### Task to carry out
Return the whole listing exactly as it stands.

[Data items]
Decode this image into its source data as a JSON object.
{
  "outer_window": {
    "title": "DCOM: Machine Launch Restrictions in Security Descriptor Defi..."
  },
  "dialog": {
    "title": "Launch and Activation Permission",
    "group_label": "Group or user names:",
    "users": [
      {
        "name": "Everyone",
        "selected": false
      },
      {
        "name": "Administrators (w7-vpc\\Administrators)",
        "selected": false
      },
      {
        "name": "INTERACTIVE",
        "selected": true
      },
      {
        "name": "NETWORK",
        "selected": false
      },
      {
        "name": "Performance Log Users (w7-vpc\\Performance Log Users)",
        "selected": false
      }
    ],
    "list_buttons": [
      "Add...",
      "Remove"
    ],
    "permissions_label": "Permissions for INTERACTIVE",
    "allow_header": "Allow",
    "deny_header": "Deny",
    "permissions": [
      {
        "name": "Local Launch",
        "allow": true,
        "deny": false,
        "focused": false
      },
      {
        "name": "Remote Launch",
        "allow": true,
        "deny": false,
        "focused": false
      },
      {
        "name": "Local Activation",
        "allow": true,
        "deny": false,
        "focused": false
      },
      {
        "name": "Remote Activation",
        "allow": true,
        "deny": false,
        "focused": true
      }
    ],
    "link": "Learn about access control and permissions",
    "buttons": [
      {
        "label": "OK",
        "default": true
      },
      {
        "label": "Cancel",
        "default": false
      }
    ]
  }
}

### Result below
Decode this image into its source data as a JSON object.
{
  "outer_window": {
    "title": "DCOM: Machine Launch Restrictions in Security Descriptor Defi..."
  },
  "dialog": {
    "title": "Launch and Activation Permission",
    "group_label": "Group or user names:",
    "users": [
      {
        "name": "Everyone",
        "selected": false
      },
      {
        "name": "Administrators (w7-vpc\\Administrators)",
        "selected": false
      },
      {
        "name": "INTERACTIVE",
        "selected": true
      },
      {
        "name": "NETWORK",
        "selected": false
      },
      {
        "name": "Performance Log Users (w7-vpc\\Performance Log Users)",
        "selected": false
      }
    ],
    "list_buttons": [
      "Add...",
      "Remove"
    ],
    "permissions_label": "Permissions for INTERACTIVE",
    "allow_header": "Allow",
    "deny_header": "Deny",
    "permissions": [
      {
        "name": "Local Launch",
        "allow": true,
        "deny": false,
        "focused": false
      },
      {
        "name": "Remote Launch",
        "allow": true,
        "deny": false,
        "focused": false
      },
      {
        "name": "Local Activation",
        "allow": true,
        "deny": false,
        "focused": false
      },
      {
        "name": "Remote Activation",
        "allow": true,
        "deny": false,
        "focused": true
      }
    ],
    "link": "Learn about access control and permissions",
    "buttons": [
      {
        "label": "OK",
        "default": true
      },
      {
        "label": "Cancel",
        "default": false
      }
    ]
  }
}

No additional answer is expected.